RECORDED INFORMATION:
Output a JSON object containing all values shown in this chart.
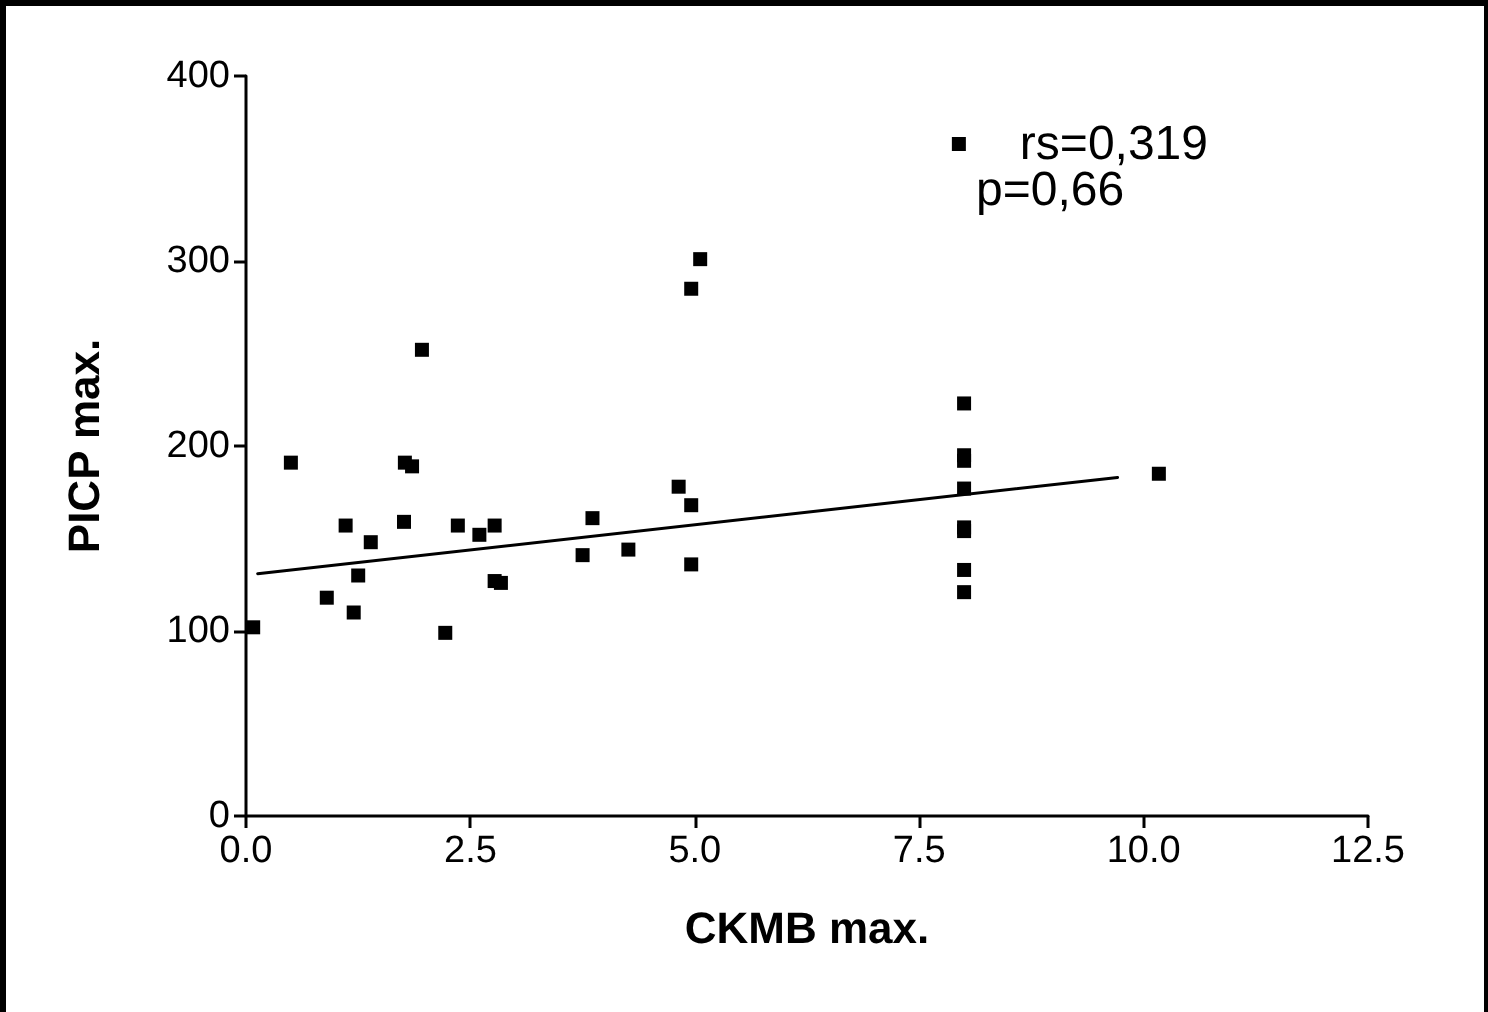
{
  "chart_data": {
    "type": "scatter",
    "xlabel": "CKMB max.",
    "ylabel": "PICP max.",
    "xlim": [
      0,
      12.5
    ],
    "ylim": [
      0,
      400
    ],
    "xticks": [
      {
        "value": 0,
        "label": "0.0"
      },
      {
        "value": 2.5,
        "label": "2.5"
      },
      {
        "value": 5,
        "label": "5.0"
      },
      {
        "value": 7.5,
        "label": "7.5"
      },
      {
        "value": 10,
        "label": "10.0"
      },
      {
        "value": 12.5,
        "label": "12.5"
      }
    ],
    "yticks": [
      0,
      100,
      200,
      300,
      400
    ],
    "grid": false,
    "legend": "top right",
    "marker": "square",
    "annotations": [
      "p=0,66"
    ],
    "series": [
      {
        "name": "rs=0,319",
        "type": "scatter",
        "color": "#000000",
        "x": [
          0.08,
          0.5,
          0.9,
          1.11,
          1.2,
          1.25,
          1.39,
          1.76,
          1.77,
          1.85,
          1.96,
          2.22,
          2.36,
          2.6,
          2.77,
          2.77,
          2.84,
          3.75,
          3.86,
          4.26,
          4.82,
          4.96,
          4.96,
          4.96,
          5.06,
          8,
          8,
          8,
          8,
          8,
          8,
          8,
          8,
          10.17
        ],
        "values": [
          102,
          191,
          118,
          157,
          110,
          130,
          148,
          159,
          191,
          189,
          252,
          99,
          157,
          152,
          157,
          127,
          126,
          141,
          161,
          144,
          178,
          168,
          136,
          285,
          301,
          223,
          195,
          192,
          177,
          156,
          154,
          133,
          121,
          185
        ]
      },
      {
        "type": "line",
        "color": "#000000",
        "marker": "none",
        "line_style": "solid",
        "x": [
          0.13,
          9.71
        ],
        "values": [
          131,
          183
        ]
      }
    ]
  }
}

TASK GOAL: Pictures stay out; reproduce every line of the records exactly.

FULL ANSWER:
Output a JSON object containing all values shown in this chart.
{
  "chart_data": {
    "type": "scatter",
    "xlabel": "CKMB max.",
    "ylabel": "PICP max.",
    "xlim": [
      0,
      12.5
    ],
    "ylim": [
      0,
      400
    ],
    "xticks": [
      {
        "value": 0,
        "label": "0.0"
      },
      {
        "value": 2.5,
        "label": "2.5"
      },
      {
        "value": 5,
        "label": "5.0"
      },
      {
        "value": 7.5,
        "label": "7.5"
      },
      {
        "value": 10,
        "label": "10.0"
      },
      {
        "value": 12.5,
        "label": "12.5"
      }
    ],
    "yticks": [
      0,
      100,
      200,
      300,
      400
    ],
    "grid": false,
    "legend": "top right",
    "marker": "square",
    "annotations": [
      "p=0,66"
    ],
    "series": [
      {
        "name": "rs=0,319",
        "type": "scatter",
        "color": "#000000",
        "x": [
          0.08,
          0.5,
          0.9,
          1.11,
          1.2,
          1.25,
          1.39,
          1.76,
          1.77,
          1.85,
          1.96,
          2.22,
          2.36,
          2.6,
          2.77,
          2.77,
          2.84,
          3.75,
          3.86,
          4.26,
          4.82,
          4.96,
          4.96,
          4.96,
          5.06,
          8,
          8,
          8,
          8,
          8,
          8,
          8,
          8,
          10.17
        ],
        "values": [
          102,
          191,
          118,
          157,
          110,
          130,
          148,
          159,
          191,
          189,
          252,
          99,
          157,
          152,
          157,
          127,
          126,
          141,
          161,
          144,
          178,
          168,
          136,
          285,
          301,
          223,
          195,
          192,
          177,
          156,
          154,
          133,
          121,
          185
        ]
      },
      {
        "type": "line",
        "color": "#000000",
        "marker": "none",
        "line_style": "solid",
        "x": [
          0.13,
          9.71
        ],
        "values": [
          131,
          183
        ]
      }
    ]
  }
}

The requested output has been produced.